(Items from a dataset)
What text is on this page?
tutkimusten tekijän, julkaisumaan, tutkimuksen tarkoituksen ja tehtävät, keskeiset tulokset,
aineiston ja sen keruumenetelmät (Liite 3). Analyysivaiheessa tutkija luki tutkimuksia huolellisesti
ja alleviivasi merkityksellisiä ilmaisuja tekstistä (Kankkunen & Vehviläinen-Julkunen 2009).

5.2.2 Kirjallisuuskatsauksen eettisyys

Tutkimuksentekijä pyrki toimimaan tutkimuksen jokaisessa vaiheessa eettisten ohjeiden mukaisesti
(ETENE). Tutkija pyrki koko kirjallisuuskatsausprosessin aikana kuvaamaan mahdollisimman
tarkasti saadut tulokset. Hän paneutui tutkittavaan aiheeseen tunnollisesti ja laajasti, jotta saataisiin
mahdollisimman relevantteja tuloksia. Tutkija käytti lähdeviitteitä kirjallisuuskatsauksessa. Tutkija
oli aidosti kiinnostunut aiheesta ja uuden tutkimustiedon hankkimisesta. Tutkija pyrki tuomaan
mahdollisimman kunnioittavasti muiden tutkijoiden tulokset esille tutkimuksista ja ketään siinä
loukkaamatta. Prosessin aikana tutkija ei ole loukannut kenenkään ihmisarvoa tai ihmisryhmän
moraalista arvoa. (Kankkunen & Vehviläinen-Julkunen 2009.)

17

## Short problem:
All records above must be set down exactly, please.

## Right answer:
What text is on this page?
tutkimusten tekijän, julkaisumaan, tutkimuksen tarkoituksen ja tehtävät, keskeiset tulokset,
aineiston ja sen keruumenetelmät (Liite 3). Analyysivaiheessa tutkija luki tutkimuksia huolellisesti
ja alleviivasi merkityksellisiä ilmaisuja tekstistä (Kankkunen & Vehviläinen-Julkunen 2009).

5.2.2 Kirjallisuuskatsauksen eettisyys

Tutkimuksentekijä pyrki toimimaan tutkimuksen jokaisessa vaiheessa eettisten ohjeiden mukaisesti
(ETENE). Tutkija pyrki koko kirjallisuuskatsausprosessin aikana kuvaamaan mahdollisimman
tarkasti saadut tulokset. Hän paneutui tutkittavaan aiheeseen tunnollisesti ja laajasti, jotta saataisiin
mahdollisimman relevantteja tuloksia. Tutkija käytti lähdeviitteitä kirjallisuuskatsauksessa. Tutkija
oli aidosti kiinnostunut aiheesta ja uuden tutkimustiedon hankkimisesta. Tutkija pyrki tuomaan
mahdollisimman kunnioittavasti muiden tutkijoiden tulokset esille tutkimuksista ja ketään siinä
loukkaamatta. Prosessin aikana tutkija ei ole loukannut kenenkään ihmisarvoa tai ihmisryhmän
moraalista arvoa. (Kankkunen & Vehviläinen-Julkunen 2009.)

17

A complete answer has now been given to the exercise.